::: AVAILABLE DATA :::
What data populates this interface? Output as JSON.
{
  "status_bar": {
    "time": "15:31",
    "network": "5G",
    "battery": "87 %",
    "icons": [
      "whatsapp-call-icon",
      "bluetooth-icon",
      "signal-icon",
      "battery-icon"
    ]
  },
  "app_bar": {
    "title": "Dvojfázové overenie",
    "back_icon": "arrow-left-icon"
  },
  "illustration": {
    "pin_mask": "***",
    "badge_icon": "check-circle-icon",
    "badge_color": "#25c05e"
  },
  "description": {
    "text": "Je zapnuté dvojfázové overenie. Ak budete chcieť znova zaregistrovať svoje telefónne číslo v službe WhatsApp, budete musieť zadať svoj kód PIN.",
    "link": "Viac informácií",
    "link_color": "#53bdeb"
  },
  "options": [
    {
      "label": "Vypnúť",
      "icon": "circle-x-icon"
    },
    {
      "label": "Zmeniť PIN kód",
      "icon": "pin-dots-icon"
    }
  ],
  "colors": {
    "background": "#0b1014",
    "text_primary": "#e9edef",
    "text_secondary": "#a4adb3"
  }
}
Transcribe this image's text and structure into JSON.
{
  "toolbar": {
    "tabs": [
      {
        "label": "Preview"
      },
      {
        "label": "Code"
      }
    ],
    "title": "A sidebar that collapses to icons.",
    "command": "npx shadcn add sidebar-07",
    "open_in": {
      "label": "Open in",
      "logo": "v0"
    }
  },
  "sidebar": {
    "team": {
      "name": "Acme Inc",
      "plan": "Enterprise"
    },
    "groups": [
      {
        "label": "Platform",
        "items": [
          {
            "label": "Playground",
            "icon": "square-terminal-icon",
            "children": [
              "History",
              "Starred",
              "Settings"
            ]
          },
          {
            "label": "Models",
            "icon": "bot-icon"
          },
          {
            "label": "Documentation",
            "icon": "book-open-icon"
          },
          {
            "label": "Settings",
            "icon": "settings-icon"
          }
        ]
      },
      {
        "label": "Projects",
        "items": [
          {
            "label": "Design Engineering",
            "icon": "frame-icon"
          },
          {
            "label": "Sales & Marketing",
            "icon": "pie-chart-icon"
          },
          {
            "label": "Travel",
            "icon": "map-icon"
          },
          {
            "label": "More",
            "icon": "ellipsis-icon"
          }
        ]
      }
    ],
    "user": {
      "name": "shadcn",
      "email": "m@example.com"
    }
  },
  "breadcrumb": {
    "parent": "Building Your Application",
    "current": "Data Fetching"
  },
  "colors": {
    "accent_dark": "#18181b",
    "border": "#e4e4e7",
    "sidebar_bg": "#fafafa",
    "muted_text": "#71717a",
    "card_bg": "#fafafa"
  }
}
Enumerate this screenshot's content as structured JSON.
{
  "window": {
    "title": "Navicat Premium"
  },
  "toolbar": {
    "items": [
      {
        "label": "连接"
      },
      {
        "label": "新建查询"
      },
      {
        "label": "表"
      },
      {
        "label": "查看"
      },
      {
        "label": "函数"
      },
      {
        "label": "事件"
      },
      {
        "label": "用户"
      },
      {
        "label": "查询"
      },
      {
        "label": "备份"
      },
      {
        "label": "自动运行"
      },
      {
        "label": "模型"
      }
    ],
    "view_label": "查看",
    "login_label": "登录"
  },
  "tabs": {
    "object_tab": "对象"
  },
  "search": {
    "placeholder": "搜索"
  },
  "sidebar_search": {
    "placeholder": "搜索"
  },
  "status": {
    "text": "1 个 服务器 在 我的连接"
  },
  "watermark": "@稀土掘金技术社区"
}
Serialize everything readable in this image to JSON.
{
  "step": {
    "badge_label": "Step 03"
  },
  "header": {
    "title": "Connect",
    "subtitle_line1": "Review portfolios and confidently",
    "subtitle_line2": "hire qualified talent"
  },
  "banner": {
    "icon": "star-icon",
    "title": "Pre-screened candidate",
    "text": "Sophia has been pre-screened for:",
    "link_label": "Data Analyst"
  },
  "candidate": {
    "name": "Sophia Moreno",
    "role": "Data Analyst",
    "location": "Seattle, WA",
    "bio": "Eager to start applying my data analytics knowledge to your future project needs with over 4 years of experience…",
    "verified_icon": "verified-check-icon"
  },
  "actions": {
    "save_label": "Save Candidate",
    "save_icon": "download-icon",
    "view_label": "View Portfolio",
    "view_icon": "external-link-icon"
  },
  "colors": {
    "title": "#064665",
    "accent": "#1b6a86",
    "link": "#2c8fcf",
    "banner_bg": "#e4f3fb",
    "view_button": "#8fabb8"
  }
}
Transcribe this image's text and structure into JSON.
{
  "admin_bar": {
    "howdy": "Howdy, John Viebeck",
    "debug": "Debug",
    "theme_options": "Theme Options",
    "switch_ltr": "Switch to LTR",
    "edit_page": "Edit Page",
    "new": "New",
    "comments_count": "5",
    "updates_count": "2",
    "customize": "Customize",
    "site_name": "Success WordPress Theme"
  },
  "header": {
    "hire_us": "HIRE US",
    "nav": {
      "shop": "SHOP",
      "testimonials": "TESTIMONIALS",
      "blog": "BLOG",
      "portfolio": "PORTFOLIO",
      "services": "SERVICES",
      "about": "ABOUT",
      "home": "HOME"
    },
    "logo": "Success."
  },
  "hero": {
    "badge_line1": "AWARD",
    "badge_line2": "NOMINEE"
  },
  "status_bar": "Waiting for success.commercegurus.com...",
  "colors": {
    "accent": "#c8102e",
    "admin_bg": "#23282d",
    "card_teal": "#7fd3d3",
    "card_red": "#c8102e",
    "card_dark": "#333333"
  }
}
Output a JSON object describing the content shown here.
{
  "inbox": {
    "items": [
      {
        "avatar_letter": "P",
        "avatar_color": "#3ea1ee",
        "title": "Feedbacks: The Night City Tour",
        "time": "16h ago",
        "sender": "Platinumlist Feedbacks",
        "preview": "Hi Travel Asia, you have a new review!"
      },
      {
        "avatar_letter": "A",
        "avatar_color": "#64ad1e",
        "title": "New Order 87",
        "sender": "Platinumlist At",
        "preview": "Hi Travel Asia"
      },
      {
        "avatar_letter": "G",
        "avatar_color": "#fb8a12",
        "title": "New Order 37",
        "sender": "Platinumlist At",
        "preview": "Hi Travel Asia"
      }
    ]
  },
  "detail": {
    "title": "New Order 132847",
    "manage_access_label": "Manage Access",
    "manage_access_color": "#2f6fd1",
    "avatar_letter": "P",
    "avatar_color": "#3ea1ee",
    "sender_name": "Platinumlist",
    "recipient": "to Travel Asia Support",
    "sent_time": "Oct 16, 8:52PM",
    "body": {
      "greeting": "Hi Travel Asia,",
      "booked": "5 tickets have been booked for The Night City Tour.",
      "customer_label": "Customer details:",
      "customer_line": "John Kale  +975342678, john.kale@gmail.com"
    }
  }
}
:::
== WHAT TO PRODUCE ==
Above are the records; copy all of them exactly.

== TASK RESULT ==
What data populates this interface? Output as JSON.
{
  "status_bar": {
    "time": "15:31",
    "network": "5G",
    "battery": "87 %",
    "icons": [
      "whatsapp-call-icon",
      "bluetooth-icon",
      "signal-icon",
      "battery-icon"
    ]
  },
  "app_bar": {
    "title": "Dvojfázové overenie",
    "back_icon": "arrow-left-icon"
  },
  "illustration": {
    "pin_mask": "***",
    "badge_icon": "check-circle-icon",
    "badge_color": "#25c05e"
  },
  "description": {
    "text": "Je zapnuté dvojfázové overenie. Ak budete chcieť znova zaregistrovať svoje telefónne číslo v službe WhatsApp, budete musieť zadať svoj kód PIN.",
    "link": "Viac informácií",
    "link_color": "#53bdeb"
  },
  "options": [
    {
      "label": "Vypnúť",
      "icon": "circle-x-icon"
    },
    {
      "label": "Zmeniť PIN kód",
      "icon": "pin-dots-icon"
    }
  ],
  "colors": {
    "background": "#0b1014",
    "text_primary": "#e9edef",
    "text_secondary": "#a4adb3"
  }
}
Transcribe this image's text and structure into JSON.
{
  "toolbar": {
    "tabs": [
      {
        "label": "Preview"
      },
      {
        "label": "Code"
      }
    ],
    "title": "A sidebar that collapses to icons.",
    "command": "npx shadcn add sidebar-07",
    "open_in": {
      "label": "Open in",
      "logo": "v0"
    }
  },
  "sidebar": {
    "team": {
      "name": "Acme Inc",
      "plan": "Enterprise"
    },
    "groups": [
      {
        "label": "Platform",
        "items": [
          {
            "label": "Playground",
            "icon": "square-terminal-icon",
            "children": [
              "History",
              "Starred",
              "Settings"
            ]
          },
          {
            "label": "Models",
            "icon": "bot-icon"
          },
          {
            "label": "Documentation",
            "icon": "book-open-icon"
          },
          {
            "label": "Settings",
            "icon": "settings-icon"
          }
        ]
      },
      {
        "label": "Projects",
        "items": [
          {
            "label": "Design Engineering",
            "icon": "frame-icon"
          },
          {
            "label": "Sales & Marketing",
            "icon": "pie-chart-icon"
          },
          {
            "label": "Travel",
            "icon": "map-icon"
          },
          {
            "label": "More",
            "icon": "ellipsis-icon"
          }
        ]
      }
    ],
    "user": {
      "name": "shadcn",
      "email": "m@example.com"
    }
  },
  "breadcrumb": {
    "parent": "Building Your Application",
    "current": "Data Fetching"
  },
  "colors": {
    "accent_dark": "#18181b",
    "border": "#e4e4e7",
    "sidebar_bg": "#fafafa",
    "muted_text": "#71717a",
    "card_bg": "#fafafa"
  }
}
Enumerate this screenshot's content as structured JSON.
{
  "window": {
    "title": "Navicat Premium"
  },
  "toolbar": {
    "items": [
      {
        "label": "连接"
      },
      {
        "label": "新建查询"
      },
      {
        "label": "表"
      },
      {
        "label": "查看"
      },
      {
        "label": "函数"
      },
      {
        "label": "事件"
      },
      {
        "label": "用户"
      },
      {
        "label": "查询"
      },
      {
        "label": "备份"
      },
      {
        "label": "自动运行"
      },
      {
        "label": "模型"
      }
    ],
    "view_label": "查看",
    "login_label": "登录"
  },
  "tabs": {
    "object_tab": "对象"
  },
  "search": {
    "placeholder": "搜索"
  },
  "sidebar_search": {
    "placeholder": "搜索"
  },
  "status": {
    "text": "1 个 服务器 在 我的连接"
  },
  "watermark": "@稀土掘金技术社区"
}
Serialize everything readable in this image to JSON.
{
  "step": {
    "badge_label": "Step 03"
  },
  "header": {
    "title": "Connect",
    "subtitle_line1": "Review portfolios and confidently",
    "subtitle_line2": "hire qualified talent"
  },
  "banner": {
    "icon": "star-icon",
    "title": "Pre-screened candidate",
    "text": "Sophia has been pre-screened for:",
    "link_label": "Data Analyst"
  },
  "candidate": {
    "name": "Sophia Moreno",
    "role": "Data Analyst",
    "location": "Seattle, WA",
    "bio": "Eager to start applying my data analytics knowledge to your future project needs with over 4 years of experience…",
    "verified_icon": "verified-check-icon"
  },
  "actions": {
    "save_label": "Save Candidate",
    "save_icon": "download-icon",
    "view_label": "View Portfolio",
    "view_icon": "external-link-icon"
  },
  "colors": {
    "title": "#064665",
    "accent": "#1b6a86",
    "link": "#2c8fcf",
    "banner_bg": "#e4f3fb",
    "view_button": "#8fabb8"
  }
}
Transcribe this image's text and structure into JSON.
{
  "admin_bar": {
    "howdy": "Howdy, John Viebeck",
    "debug": "Debug",
    "theme_options": "Theme Options",
    "switch_ltr": "Switch to LTR",
    "edit_page": "Edit Page",
    "new": "New",
    "comments_count": "5",
    "updates_count": "2",
    "customize": "Customize",
    "site_name": "Success WordPress Theme"
  },
  "header": {
    "hire_us": "HIRE US",
    "nav": {
      "shop": "SHOP",
      "testimonials": "TESTIMONIALS",
      "blog": "BLOG",
      "portfolio": "PORTFOLIO",
      "services": "SERVICES",
      "about": "ABOUT",
      "home": "HOME"
    },
    "logo": "Success."
  },
  "hero": {
    "badge_line1": "AWARD",
    "badge_line2": "NOMINEE"
  },
  "status_bar": "Waiting for success.commercegurus.com...",
  "colors": {
    "accent": "#c8102e",
    "admin_bg": "#23282d",
    "card_teal": "#7fd3d3",
    "card_red": "#c8102e",
    "card_dark": "#333333"
  }
}
Output a JSON object describing the content shown here.
{
  "inbox": {
    "items": [
      {
        "avatar_letter": "P",
        "avatar_color": "#3ea1ee",
        "title": "Feedbacks: The Night City Tour",
        "time": "16h ago",
        "sender": "Platinumlist Feedbacks",
        "preview": "Hi Travel Asia, you have a new review!"
      },
      {
        "avatar_letter": "A",
        "avatar_color": "#64ad1e",
        "title": "New Order 87",
        "sender": "Platinumlist At",
        "preview": "Hi Travel Asia"
      },
      {
        "avatar_letter": "G",
        "avatar_color": "#fb8a12",
        "title": "New Order 37",
        "sender": "Platinumlist At",
        "preview": "Hi Travel Asia"
      }
    ]
  },
  "detail": {
    "title": "New Order 132847",
    "manage_access_label": "Manage Access",
    "manage_access_color": "#2f6fd1",
    "avatar_letter": "P",
    "avatar_color": "#3ea1ee",
    "sender_name": "Platinumlist",
    "recipient": "to Travel Asia Support",
    "sent_time": "Oct 16, 8:52PM",
    "body": {
      "greeting": "Hi Travel Asia,",
      "booked": "5 tickets have been booked for The Night City Tour.",
      "customer_label": "Customer details:",
      "customer_line": "John Kale  +975342678, john.kale@gmail.com"
    }
  }
}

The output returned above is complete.